REQUEST
Can you copy out the data exactly? Leave the images out.

-- Begin RECORD LIST --

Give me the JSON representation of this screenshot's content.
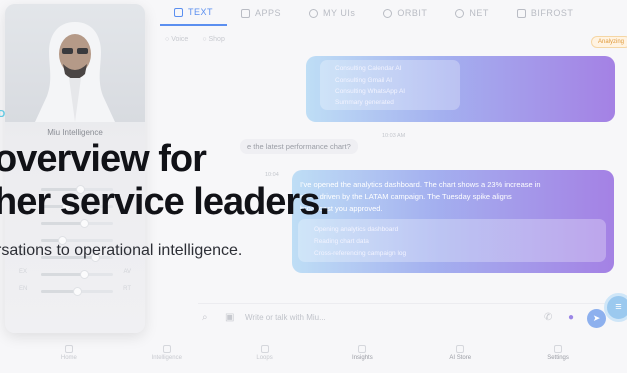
{
  "tabs": [
    {
      "label": "TEXT",
      "icon": "chat-icon",
      "active": true
    },
    {
      "label": "APPS",
      "icon": "grid-icon",
      "active": false
    },
    {
      "label": "MY UIs",
      "icon": "user-circle-icon",
      "active": false
    },
    {
      "label": "ORBIT",
      "icon": "orbit-icon",
      "active": false
    },
    {
      "label": "NET",
      "icon": "globe-icon",
      "active": false
    },
    {
      "label": "BIFROST",
      "icon": "database-icon",
      "active": false
    }
  ],
  "subbar": {
    "left": "Voice",
    "right": "Shop"
  },
  "status_chip": "Analyzing",
  "chat": {
    "tools_1": [
      "Consulting Calendar AI",
      "Consulting Gmail AI",
      "Consulting WhatsApp AI",
      "Summary generated"
    ],
    "time_1": "10:03 AM",
    "user_question": "e the latest performance chart?",
    "time_2": "10:04",
    "reply_lines": [
      "I've opened the analytics dashboard. The chart shows a 23% increase in",
      "ek — driven by the LATAM campaign. The Tuesday spike aligns",
      "broadcast you approved."
    ],
    "tools_2": [
      "Opening analytics dashboard",
      "Reading chart data",
      "Cross-referencing campaign log"
    ]
  },
  "input": {
    "placeholder": "Write or talk with Miu..."
  },
  "bottom_nav": [
    {
      "label": "Home",
      "strong": false
    },
    {
      "label": "Intelligence",
      "strong": false
    },
    {
      "label": "Loops",
      "strong": false
    },
    {
      "label": "Insights",
      "strong": true
    },
    {
      "label": "AI Store",
      "strong": true
    },
    {
      "label": "Settings",
      "strong": true
    }
  ],
  "phone": {
    "name": "Miu Intelligence",
    "sliders": [
      {
        "label": "",
        "value": "",
        "level": 0.55
      },
      {
        "label": "",
        "value": "",
        "level": 0.35
      },
      {
        "label": "",
        "value": "",
        "level": 0.6
      },
      {
        "label": "",
        "value": "",
        "level": 0.3
      },
      {
        "label": "EX",
        "value": "AV",
        "level": 0.75
      },
      {
        "label": "EX",
        "value": "AV",
        "level": 0.6
      },
      {
        "label": "EN",
        "value": "RT",
        "level": 0.5
      }
    ]
  },
  "hero": {
    "tag": "D",
    "line1": "overview for",
    "line2": "her service leaders.",
    "sub": "rsations to operational intelligence."
  },
  "colors": {
    "accent": "#5b8ff0",
    "tag": "#63c9e2",
    "bubble_start": "#b8dbf5",
    "bubble_end": "#9b74e2"
  }
}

-- End RECORD LIST --

RESULT FOR THIS TASK
Give me the JSON representation of this screenshot's content.
{
  "tabs": [
    {
      "label": "TEXT",
      "icon": "chat-icon",
      "active": true
    },
    {
      "label": "APPS",
      "icon": "grid-icon",
      "active": false
    },
    {
      "label": "MY UIs",
      "icon": "user-circle-icon",
      "active": false
    },
    {
      "label": "ORBIT",
      "icon": "orbit-icon",
      "active": false
    },
    {
      "label": "NET",
      "icon": "globe-icon",
      "active": false
    },
    {
      "label": "BIFROST",
      "icon": "database-icon",
      "active": false
    }
  ],
  "subbar": {
    "left": "Voice",
    "right": "Shop"
  },
  "status_chip": "Analyzing",
  "chat": {
    "tools_1": [
      "Consulting Calendar AI",
      "Consulting Gmail AI",
      "Consulting WhatsApp AI",
      "Summary generated"
    ],
    "time_1": "10:03 AM",
    "user_question": "e the latest performance chart?",
    "time_2": "10:04",
    "reply_lines": [
      "I've opened the analytics dashboard. The chart shows a 23% increase in",
      "ek — driven by the LATAM campaign. The Tuesday spike aligns",
      "broadcast you approved."
    ],
    "tools_2": [
      "Opening analytics dashboard",
      "Reading chart data",
      "Cross-referencing campaign log"
    ]
  },
  "input": {
    "placeholder": "Write or talk with Miu..."
  },
  "bottom_nav": [
    {
      "label": "Home",
      "strong": false
    },
    {
      "label": "Intelligence",
      "strong": false
    },
    {
      "label": "Loops",
      "strong": false
    },
    {
      "label": "Insights",
      "strong": true
    },
    {
      "label": "AI Store",
      "strong": true
    },
    {
      "label": "Settings",
      "strong": true
    }
  ],
  "phone": {
    "name": "Miu Intelligence",
    "sliders": [
      {
        "label": "",
        "value": "",
        "level": 0.55
      },
      {
        "label": "",
        "value": "",
        "level": 0.35
      },
      {
        "label": "",
        "value": "",
        "level": 0.6
      },
      {
        "label": "",
        "value": "",
        "level": 0.3
      },
      {
        "label": "EX",
        "value": "AV",
        "level": 0.75
      },
      {
        "label": "EX",
        "value": "AV",
        "level": 0.6
      },
      {
        "label": "EN",
        "value": "RT",
        "level": 0.5
      }
    ]
  },
  "hero": {
    "tag": "D",
    "line1": "overview for",
    "line2": "her service leaders.",
    "sub": "rsations to operational intelligence."
  },
  "colors": {
    "accent": "#5b8ff0",
    "tag": "#63c9e2",
    "bubble_start": "#b8dbf5",
    "bubble_end": "#9b74e2"
  }
}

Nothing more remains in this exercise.